Return the records exactly as they are.
■ ■ ■ ■ ■
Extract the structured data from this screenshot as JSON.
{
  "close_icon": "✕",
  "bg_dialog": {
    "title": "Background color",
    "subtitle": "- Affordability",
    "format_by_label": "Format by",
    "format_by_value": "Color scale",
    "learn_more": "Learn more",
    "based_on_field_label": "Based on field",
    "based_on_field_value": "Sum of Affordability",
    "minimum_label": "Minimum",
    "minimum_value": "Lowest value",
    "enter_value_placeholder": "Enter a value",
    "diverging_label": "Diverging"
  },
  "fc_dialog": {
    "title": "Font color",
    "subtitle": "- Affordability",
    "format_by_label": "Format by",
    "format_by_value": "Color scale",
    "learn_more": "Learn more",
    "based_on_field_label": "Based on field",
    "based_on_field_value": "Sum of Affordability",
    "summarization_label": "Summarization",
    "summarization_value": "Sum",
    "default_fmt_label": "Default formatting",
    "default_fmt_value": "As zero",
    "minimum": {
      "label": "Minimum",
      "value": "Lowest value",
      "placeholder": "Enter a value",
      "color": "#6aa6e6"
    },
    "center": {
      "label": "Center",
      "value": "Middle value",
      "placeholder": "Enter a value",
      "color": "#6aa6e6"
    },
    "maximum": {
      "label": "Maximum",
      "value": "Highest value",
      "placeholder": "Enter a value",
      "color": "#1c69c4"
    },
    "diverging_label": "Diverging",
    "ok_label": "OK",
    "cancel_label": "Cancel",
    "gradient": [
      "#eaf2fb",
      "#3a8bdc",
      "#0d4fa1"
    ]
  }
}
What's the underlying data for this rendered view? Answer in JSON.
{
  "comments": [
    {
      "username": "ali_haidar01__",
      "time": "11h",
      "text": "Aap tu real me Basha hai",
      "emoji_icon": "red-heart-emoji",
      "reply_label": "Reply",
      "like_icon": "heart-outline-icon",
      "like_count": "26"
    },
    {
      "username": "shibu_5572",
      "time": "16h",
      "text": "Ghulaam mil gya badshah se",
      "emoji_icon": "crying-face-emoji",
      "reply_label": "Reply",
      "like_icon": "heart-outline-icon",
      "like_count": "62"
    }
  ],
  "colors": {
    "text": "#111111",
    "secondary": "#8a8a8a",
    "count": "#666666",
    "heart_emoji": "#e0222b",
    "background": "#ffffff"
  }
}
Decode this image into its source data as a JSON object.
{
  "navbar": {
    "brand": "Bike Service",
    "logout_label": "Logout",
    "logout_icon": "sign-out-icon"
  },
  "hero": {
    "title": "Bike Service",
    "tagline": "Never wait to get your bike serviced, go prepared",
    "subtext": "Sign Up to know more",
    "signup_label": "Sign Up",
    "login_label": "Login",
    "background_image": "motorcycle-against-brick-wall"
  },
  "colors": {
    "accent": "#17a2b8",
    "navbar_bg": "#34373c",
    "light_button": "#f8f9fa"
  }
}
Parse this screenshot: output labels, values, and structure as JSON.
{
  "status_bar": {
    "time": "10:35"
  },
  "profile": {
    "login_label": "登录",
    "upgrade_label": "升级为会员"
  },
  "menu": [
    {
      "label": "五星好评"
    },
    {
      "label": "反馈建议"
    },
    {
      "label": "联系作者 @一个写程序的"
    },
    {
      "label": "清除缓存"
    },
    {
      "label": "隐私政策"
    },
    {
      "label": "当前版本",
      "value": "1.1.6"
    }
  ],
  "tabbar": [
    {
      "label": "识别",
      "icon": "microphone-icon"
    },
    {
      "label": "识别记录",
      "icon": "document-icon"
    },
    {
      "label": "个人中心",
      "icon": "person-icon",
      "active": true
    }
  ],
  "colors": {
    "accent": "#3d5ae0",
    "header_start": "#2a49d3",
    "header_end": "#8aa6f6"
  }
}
■ ■ ■ ■ ■
* [Solution]
Extract the structured data from this screenshot as JSON.
{
  "close_icon": "✕",
  "bg_dialog": {
    "title": "Background color",
    "subtitle": "- Affordability",
    "format_by_label": "Format by",
    "format_by_value": "Color scale",
    "learn_more": "Learn more",
    "based_on_field_label": "Based on field",
    "based_on_field_value": "Sum of Affordability",
    "minimum_label": "Minimum",
    "minimum_value": "Lowest value",
    "enter_value_placeholder": "Enter a value",
    "diverging_label": "Diverging"
  },
  "fc_dialog": {
    "title": "Font color",
    "subtitle": "- Affordability",
    "format_by_label": "Format by",
    "format_by_value": "Color scale",
    "learn_more": "Learn more",
    "based_on_field_label": "Based on field",
    "based_on_field_value": "Sum of Affordability",
    "summarization_label": "Summarization",
    "summarization_value": "Sum",
    "default_fmt_label": "Default formatting",
    "default_fmt_value": "As zero",
    "minimum": {
      "label": "Minimum",
      "value": "Lowest value",
      "placeholder": "Enter a value",
      "color": "#6aa6e6"
    },
    "center": {
      "label": "Center",
      "value": "Middle value",
      "placeholder": "Enter a value",
      "color": "#6aa6e6"
    },
    "maximum": {
      "label": "Maximum",
      "value": "Highest value",
      "placeholder": "Enter a value",
      "color": "#1c69c4"
    },
    "diverging_label": "Diverging",
    "ok_label": "OK",
    "cancel_label": "Cancel",
    "gradient": [
      "#eaf2fb",
      "#3a8bdc",
      "#0d4fa1"
    ]
  }
}
What's the underlying data for this rendered view? Answer in JSON.
{
  "comments": [
    {
      "username": "ali_haidar01__",
      "time": "11h",
      "text": "Aap tu real me Basha hai",
      "emoji_icon": "red-heart-emoji",
      "reply_label": "Reply",
      "like_icon": "heart-outline-icon",
      "like_count": "26"
    },
    {
      "username": "shibu_5572",
      "time": "16h",
      "text": "Ghulaam mil gya badshah se",
      "emoji_icon": "crying-face-emoji",
      "reply_label": "Reply",
      "like_icon": "heart-outline-icon",
      "like_count": "62"
    }
  ],
  "colors": {
    "text": "#111111",
    "secondary": "#8a8a8a",
    "count": "#666666",
    "heart_emoji": "#e0222b",
    "background": "#ffffff"
  }
}
Decode this image into its source data as a JSON object.
{
  "navbar": {
    "brand": "Bike Service",
    "logout_label": "Logout",
    "logout_icon": "sign-out-icon"
  },
  "hero": {
    "title": "Bike Service",
    "tagline": "Never wait to get your bike serviced, go prepared",
    "subtext": "Sign Up to know more",
    "signup_label": "Sign Up",
    "login_label": "Login",
    "background_image": "motorcycle-against-brick-wall"
  },
  "colors": {
    "accent": "#17a2b8",
    "navbar_bg": "#34373c",
    "light_button": "#f8f9fa"
  }
}
Parse this screenshot: output labels, values, and structure as JSON.
{
  "status_bar": {
    "time": "10:35"
  },
  "profile": {
    "login_label": "登录",
    "upgrade_label": "升级为会员"
  },
  "menu": [
    {
      "label": "五星好评"
    },
    {
      "label": "反馈建议"
    },
    {
      "label": "联系作者 @一个写程序的"
    },
    {
      "label": "清除缓存"
    },
    {
      "label": "隐私政策"
    },
    {
      "label": "当前版本",
      "value": "1.1.6"
    }
  ],
  "tabbar": [
    {
      "label": "识别",
      "icon": "microphone-icon"
    },
    {
      "label": "识别记录",
      "icon": "document-icon"
    },
    {
      "label": "个人中心",
      "icon": "person-icon",
      "active": true
    }
  ],
  "colors": {
    "accent": "#3d5ae0",
    "header_start": "#2a49d3",
    "header_end": "#8aa6f6"
  }
}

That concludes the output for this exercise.